Problem to solve: Repeat each entry in full, exactly.
[BEGIN Material to process]
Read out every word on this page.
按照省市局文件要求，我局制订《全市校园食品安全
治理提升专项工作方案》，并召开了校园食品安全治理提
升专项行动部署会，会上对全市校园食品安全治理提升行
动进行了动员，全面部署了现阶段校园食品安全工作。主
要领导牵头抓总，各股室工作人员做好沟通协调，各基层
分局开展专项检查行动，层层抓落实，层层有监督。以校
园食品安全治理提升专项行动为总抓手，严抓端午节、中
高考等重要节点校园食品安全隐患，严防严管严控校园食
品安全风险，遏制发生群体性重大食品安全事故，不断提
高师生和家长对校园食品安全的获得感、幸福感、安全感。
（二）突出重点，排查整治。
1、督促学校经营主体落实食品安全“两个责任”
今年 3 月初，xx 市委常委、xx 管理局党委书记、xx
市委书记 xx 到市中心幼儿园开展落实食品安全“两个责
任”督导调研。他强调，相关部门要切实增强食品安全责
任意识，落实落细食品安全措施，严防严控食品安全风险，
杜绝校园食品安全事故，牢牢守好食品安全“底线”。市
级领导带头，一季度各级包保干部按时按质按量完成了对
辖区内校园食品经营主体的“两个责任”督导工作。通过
[END Material to process]
Exercise output:
Read out every word on this page.
按照省市局文件要求，我局制订《全市校园食品安全
治理提升专项工作方案》，并召开了校园食品安全治理提
升专项行动部署会，会上对全市校园食品安全治理提升行
动进行了动员，全面部署了现阶段校园食品安全工作。主
要领导牵头抓总，各股室工作人员做好沟通协调，各基层
分局开展专项检查行动，层层抓落实，层层有监督。以校
园食品安全治理提升专项行动为总抓手，严抓端午节、中
高考等重要节点校园食品安全隐患，严防严管严控校园食
品安全风险，遏制发生群体性重大食品安全事故，不断提
高师生和家长对校园食品安全的获得感、幸福感、安全感。
（二）突出重点，排查整治。
1、督促学校经营主体落实食品安全“两个责任”
今年 3 月初，xx 市委常委、xx 管理局党委书记、xx
市委书记 xx 到市中心幼儿园开展落实食品安全“两个责
任”督导调研。他强调，相关部门要切实增强食品安全责
任意识，落实落细食品安全措施，严防严控食品安全风险，
杜绝校园食品安全事故，牢牢守好食品安全“底线”。市
级领导带头，一季度各级包保干部按时按质按量完成了对
辖区内校园食品经营主体的“两个责任”督导工作。通过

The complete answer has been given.